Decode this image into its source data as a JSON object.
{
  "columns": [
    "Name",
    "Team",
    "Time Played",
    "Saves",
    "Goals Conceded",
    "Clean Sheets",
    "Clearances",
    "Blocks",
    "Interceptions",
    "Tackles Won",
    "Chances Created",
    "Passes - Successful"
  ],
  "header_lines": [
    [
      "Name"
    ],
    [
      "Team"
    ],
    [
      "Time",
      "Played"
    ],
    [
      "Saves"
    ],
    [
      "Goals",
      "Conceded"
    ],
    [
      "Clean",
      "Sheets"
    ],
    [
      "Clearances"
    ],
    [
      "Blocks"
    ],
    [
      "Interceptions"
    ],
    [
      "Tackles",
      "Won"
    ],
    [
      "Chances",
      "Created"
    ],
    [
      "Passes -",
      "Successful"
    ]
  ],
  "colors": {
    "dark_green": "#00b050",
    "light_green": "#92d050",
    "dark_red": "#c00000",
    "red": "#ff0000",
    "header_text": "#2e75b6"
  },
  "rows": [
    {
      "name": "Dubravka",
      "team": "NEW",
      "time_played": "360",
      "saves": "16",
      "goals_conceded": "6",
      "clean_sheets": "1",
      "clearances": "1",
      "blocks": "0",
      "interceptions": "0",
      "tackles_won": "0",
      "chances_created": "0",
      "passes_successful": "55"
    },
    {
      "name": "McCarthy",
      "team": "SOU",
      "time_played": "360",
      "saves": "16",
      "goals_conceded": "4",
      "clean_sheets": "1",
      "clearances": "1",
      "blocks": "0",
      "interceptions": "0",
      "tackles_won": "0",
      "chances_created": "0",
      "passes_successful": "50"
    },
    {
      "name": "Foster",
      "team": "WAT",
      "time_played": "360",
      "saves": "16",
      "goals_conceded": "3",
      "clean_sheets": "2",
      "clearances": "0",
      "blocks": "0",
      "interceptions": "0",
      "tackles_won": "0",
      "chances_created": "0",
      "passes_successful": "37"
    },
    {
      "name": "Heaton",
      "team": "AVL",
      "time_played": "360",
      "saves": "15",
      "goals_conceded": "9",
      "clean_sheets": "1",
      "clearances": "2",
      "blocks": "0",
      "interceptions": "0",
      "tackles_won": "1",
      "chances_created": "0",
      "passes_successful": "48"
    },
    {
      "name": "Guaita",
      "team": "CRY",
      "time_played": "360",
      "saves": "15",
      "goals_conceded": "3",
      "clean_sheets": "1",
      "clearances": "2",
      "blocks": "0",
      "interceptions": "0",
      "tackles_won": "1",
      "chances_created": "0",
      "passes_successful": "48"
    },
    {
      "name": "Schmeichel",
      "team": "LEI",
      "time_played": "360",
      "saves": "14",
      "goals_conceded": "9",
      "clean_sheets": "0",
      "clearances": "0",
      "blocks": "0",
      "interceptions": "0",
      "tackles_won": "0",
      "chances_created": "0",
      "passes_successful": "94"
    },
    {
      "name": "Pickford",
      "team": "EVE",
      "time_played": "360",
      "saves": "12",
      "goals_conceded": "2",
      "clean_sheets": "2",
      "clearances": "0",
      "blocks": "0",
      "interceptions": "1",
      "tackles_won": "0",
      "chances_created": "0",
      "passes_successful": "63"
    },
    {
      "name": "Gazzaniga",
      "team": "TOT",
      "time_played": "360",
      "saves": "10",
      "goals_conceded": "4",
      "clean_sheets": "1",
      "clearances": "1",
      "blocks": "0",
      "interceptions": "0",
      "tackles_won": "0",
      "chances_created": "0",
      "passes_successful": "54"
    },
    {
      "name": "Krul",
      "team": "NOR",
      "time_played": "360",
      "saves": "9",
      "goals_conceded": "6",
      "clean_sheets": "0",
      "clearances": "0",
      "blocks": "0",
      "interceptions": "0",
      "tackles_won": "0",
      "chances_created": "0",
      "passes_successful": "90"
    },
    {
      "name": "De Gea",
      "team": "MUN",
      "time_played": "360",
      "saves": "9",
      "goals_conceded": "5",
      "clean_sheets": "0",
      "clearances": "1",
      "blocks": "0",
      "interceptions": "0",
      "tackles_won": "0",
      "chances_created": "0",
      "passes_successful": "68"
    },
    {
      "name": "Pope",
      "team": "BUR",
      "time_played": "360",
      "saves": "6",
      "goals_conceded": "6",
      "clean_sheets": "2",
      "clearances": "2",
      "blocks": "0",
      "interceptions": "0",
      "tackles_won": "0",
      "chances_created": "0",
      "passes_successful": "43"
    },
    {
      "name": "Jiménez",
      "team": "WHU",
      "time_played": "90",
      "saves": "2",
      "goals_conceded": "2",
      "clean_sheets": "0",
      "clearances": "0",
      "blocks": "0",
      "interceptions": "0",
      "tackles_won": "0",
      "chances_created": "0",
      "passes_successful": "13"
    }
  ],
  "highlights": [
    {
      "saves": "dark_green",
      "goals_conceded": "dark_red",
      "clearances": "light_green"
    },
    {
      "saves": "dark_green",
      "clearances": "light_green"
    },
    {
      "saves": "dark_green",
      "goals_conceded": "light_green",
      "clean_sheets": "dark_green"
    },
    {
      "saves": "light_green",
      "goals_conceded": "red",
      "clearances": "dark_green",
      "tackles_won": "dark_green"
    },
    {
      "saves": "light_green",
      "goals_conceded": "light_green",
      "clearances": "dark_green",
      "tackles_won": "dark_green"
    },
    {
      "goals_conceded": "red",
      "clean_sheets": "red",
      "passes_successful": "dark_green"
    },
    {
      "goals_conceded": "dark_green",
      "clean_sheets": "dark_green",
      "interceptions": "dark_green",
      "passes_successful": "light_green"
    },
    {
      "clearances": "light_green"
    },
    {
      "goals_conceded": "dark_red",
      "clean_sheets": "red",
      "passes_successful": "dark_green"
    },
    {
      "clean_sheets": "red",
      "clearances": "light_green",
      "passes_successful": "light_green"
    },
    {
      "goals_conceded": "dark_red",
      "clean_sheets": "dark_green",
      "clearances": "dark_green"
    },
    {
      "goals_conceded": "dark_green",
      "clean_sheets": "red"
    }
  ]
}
════
The exercise:
Above are the records; retype every one exactly.

Solution to this exercise:
Decode this image into its source data as a JSON object.
{
  "columns": [
    "Name",
    "Team",
    "Time Played",
    "Saves",
    "Goals Conceded",
    "Clean Sheets",
    "Clearances",
    "Blocks",
    "Interceptions",
    "Tackles Won",
    "Chances Created",
    "Passes - Successful"
  ],
  "header_lines": [
    [
      "Name"
    ],
    [
      "Team"
    ],
    [
      "Time",
      "Played"
    ],
    [
      "Saves"
    ],
    [
      "Goals",
      "Conceded"
    ],
    [
      "Clean",
      "Sheets"
    ],
    [
      "Clearances"
    ],
    [
      "Blocks"
    ],
    [
      "Interceptions"
    ],
    [
      "Tackles",
      "Won"
    ],
    [
      "Chances",
      "Created"
    ],
    [
      "Passes -",
      "Successful"
    ]
  ],
  "colors": {
    "dark_green": "#00b050",
    "light_green": "#92d050",
    "dark_red": "#c00000",
    "red": "#ff0000",
    "header_text": "#2e75b6"
  },
  "rows": [
    {
      "name": "Dubravka",
      "team": "NEW",
      "time_played": "360",
      "saves": "16",
      "goals_conceded": "6",
      "clean_sheets": "1",
      "clearances": "1",
      "blocks": "0",
      "interceptions": "0",
      "tackles_won": "0",
      "chances_created": "0",
      "passes_successful": "55"
    },
    {
      "name": "McCarthy",
      "team": "SOU",
      "time_played": "360",
      "saves": "16",
      "goals_conceded": "4",
      "clean_sheets": "1",
      "clearances": "1",
      "blocks": "0",
      "interceptions": "0",
      "tackles_won": "0",
      "chances_created": "0",
      "passes_successful": "50"
    },
    {
      "name": "Foster",
      "team": "WAT",
      "time_played": "360",
      "saves": "16",
      "goals_conceded": "3",
      "clean_sheets": "2",
      "clearances": "0",
      "blocks": "0",
      "interceptions": "0",
      "tackles_won": "0",
      "chances_created": "0",
      "passes_successful": "37"
    },
    {
      "name": "Heaton",
      "team": "AVL",
      "time_played": "360",
      "saves": "15",
      "goals_conceded": "9",
      "clean_sheets": "1",
      "clearances": "2",
      "blocks": "0",
      "interceptions": "0",
      "tackles_won": "1",
      "chances_created": "0",
      "passes_successful": "48"
    },
    {
      "name": "Guaita",
      "team": "CRY",
      "time_played": "360",
      "saves": "15",
      "goals_conceded": "3",
      "clean_sheets": "1",
      "clearances": "2",
      "blocks": "0",
      "interceptions": "0",
      "tackles_won": "1",
      "chances_created": "0",
      "passes_successful": "48"
    },
    {
      "name": "Schmeichel",
      "team": "LEI",
      "time_played": "360",
      "saves": "14",
      "goals_conceded": "9",
      "clean_sheets": "0",
      "clearances": "0",
      "blocks": "0",
      "interceptions": "0",
      "tackles_won": "0",
      "chances_created": "0",
      "passes_successful": "94"
    },
    {
      "name": "Pickford",
      "team": "EVE",
      "time_played": "360",
      "saves": "12",
      "goals_conceded": "2",
      "clean_sheets": "2",
      "clearances": "0",
      "blocks": "0",
      "interceptions": "1",
      "tackles_won": "0",
      "chances_created": "0",
      "passes_successful": "63"
    },
    {
      "name": "Gazzaniga",
      "team": "TOT",
      "time_played": "360",
      "saves": "10",
      "goals_conceded": "4",
      "clean_sheets": "1",
      "clearances": "1",
      "blocks": "0",
      "interceptions": "0",
      "tackles_won": "0",
      "chances_created": "0",
      "passes_successful": "54"
    },
    {
      "name": "Krul",
      "team": "NOR",
      "time_played": "360",
      "saves": "9",
      "goals_conceded": "6",
      "clean_sheets": "0",
      "clearances": "0",
      "blocks": "0",
      "interceptions": "0",
      "tackles_won": "0",
      "chances_created": "0",
      "passes_successful": "90"
    },
    {
      "name": "De Gea",
      "team": "MUN",
      "time_played": "360",
      "saves": "9",
      "goals_conceded": "5",
      "clean_sheets": "0",
      "clearances": "1",
      "blocks": "0",
      "interceptions": "0",
      "tackles_won": "0",
      "chances_created": "0",
      "passes_successful": "68"
    },
    {
      "name": "Pope",
      "team": "BUR",
      "time_played": "360",
      "saves": "6",
      "goals_conceded": "6",
      "clean_sheets": "2",
      "clearances": "2",
      "blocks": "0",
      "interceptions": "0",
      "tackles_won": "0",
      "chances_created": "0",
      "passes_successful": "43"
    },
    {
      "name": "Jiménez",
      "team": "WHU",
      "time_played": "90",
      "saves": "2",
      "goals_conceded": "2",
      "clean_sheets": "0",
      "clearances": "0",
      "blocks": "0",
      "interceptions": "0",
      "tackles_won": "0",
      "chances_created": "0",
      "passes_successful": "13"
    }
  ],
  "highlights": [
    {
      "saves": "dark_green",
      "goals_conceded": "dark_red",
      "clearances": "light_green"
    },
    {
      "saves": "dark_green",
      "clearances": "light_green"
    },
    {
      "saves": "dark_green",
      "goals_conceded": "light_green",
      "clean_sheets": "dark_green"
    },
    {
      "saves": "light_green",
      "goals_conceded": "red",
      "clearances": "dark_green",
      "tackles_won": "dark_green"
    },
    {
      "saves": "light_green",
      "goals_conceded": "light_green",
      "clearances": "dark_green",
      "tackles_won": "dark_green"
    },
    {
      "goals_conceded": "red",
      "clean_sheets": "red",
      "passes_successful": "dark_green"
    },
    {
      "goals_conceded": "dark_green",
      "clean_sheets": "dark_green",
      "interceptions": "dark_green",
      "passes_successful": "light_green"
    },
    {
      "clearances": "light_green"
    },
    {
      "goals_conceded": "dark_red",
      "clean_sheets": "red",
      "passes_successful": "dark_green"
    },
    {
      "clean_sheets": "red",
      "clearances": "light_green",
      "passes_successful": "light_green"
    },
    {
      "goals_conceded": "dark_red",
      "clean_sheets": "dark_green",
      "clearances": "dark_green"
    },
    {
      "goals_conceded": "dark_green",
      "clean_sheets": "red"
    }
  ]
}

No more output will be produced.